What is expected
Count the lines below that contain the word "обучающихся", and reply with that number alone.

Given records
☆ ☆ ☆ ☆ ☆
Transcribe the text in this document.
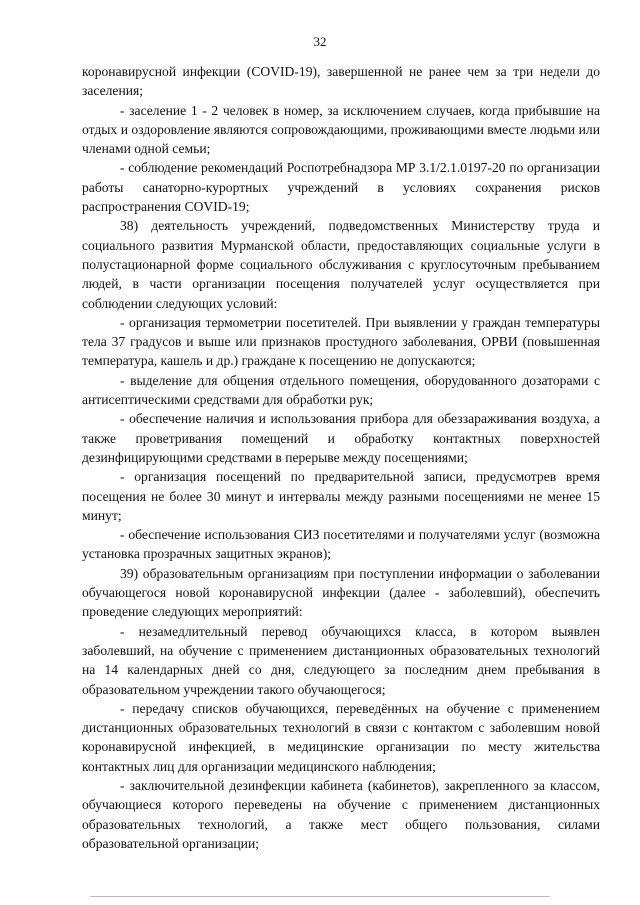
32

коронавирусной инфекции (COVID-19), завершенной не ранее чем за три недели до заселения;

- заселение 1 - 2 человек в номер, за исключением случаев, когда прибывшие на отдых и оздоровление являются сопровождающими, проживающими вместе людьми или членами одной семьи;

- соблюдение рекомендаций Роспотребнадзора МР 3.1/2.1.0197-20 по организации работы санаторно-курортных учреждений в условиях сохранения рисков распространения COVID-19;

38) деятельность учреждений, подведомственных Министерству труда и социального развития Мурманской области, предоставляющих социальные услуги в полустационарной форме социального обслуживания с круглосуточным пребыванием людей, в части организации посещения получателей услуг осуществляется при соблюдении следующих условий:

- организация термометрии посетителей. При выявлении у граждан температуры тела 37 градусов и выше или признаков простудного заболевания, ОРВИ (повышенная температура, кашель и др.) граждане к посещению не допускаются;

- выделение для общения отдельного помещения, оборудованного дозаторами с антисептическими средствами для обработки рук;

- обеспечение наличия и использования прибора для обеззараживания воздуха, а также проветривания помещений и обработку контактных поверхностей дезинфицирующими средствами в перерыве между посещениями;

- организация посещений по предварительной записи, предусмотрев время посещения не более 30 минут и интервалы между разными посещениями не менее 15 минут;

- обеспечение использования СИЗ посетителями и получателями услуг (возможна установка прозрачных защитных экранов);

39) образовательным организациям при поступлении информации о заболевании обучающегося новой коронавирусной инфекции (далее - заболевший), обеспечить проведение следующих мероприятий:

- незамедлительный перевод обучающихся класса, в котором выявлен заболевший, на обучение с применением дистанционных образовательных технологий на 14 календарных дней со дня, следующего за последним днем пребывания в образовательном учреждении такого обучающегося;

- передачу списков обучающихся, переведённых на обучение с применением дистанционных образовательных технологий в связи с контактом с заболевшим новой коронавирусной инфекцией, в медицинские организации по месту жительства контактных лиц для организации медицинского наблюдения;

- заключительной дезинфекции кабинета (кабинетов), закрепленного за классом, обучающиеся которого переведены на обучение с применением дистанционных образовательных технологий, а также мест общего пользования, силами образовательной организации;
☆ ☆ ☆ ☆ ☆
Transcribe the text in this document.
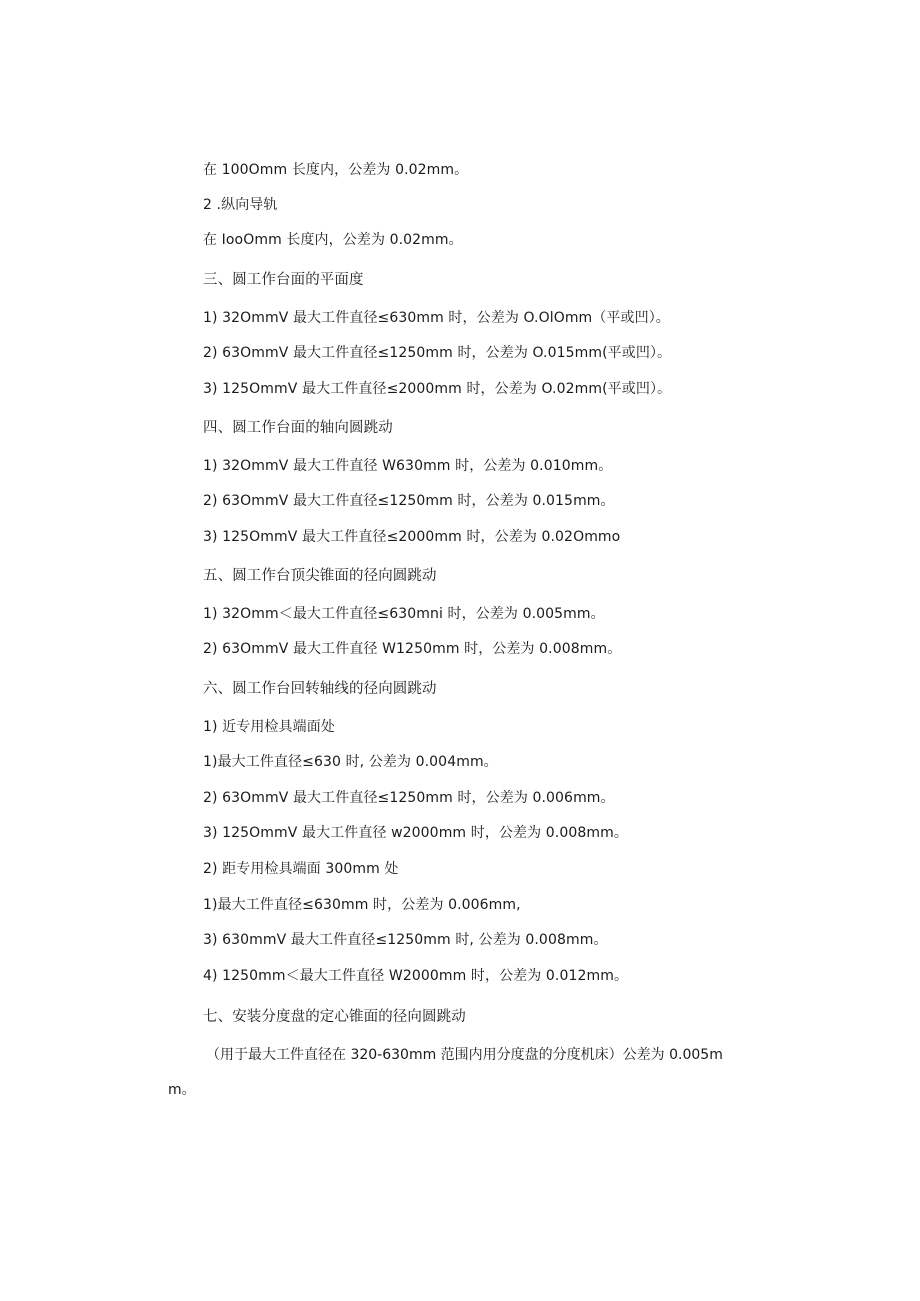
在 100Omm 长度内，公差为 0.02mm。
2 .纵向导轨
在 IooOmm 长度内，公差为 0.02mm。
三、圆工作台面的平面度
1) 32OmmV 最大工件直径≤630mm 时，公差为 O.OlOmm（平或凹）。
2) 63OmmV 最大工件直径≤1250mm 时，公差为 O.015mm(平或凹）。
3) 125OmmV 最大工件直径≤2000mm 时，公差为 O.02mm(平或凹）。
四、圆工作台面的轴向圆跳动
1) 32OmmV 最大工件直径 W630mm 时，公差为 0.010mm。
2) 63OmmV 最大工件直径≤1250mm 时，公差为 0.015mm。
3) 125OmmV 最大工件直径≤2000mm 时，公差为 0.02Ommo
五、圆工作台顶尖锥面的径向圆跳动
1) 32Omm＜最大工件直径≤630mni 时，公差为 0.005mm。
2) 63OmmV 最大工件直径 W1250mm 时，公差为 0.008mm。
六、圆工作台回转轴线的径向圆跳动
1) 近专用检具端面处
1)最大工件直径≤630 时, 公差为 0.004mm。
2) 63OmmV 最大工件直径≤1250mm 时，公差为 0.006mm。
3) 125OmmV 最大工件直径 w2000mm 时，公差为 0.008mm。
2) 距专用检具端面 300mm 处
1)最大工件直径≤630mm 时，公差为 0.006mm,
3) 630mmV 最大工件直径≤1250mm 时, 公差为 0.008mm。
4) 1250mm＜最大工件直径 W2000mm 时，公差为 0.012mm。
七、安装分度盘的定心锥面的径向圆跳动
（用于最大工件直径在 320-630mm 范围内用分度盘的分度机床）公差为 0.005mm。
☆ ☆ ☆ ☆ ☆
Answer
2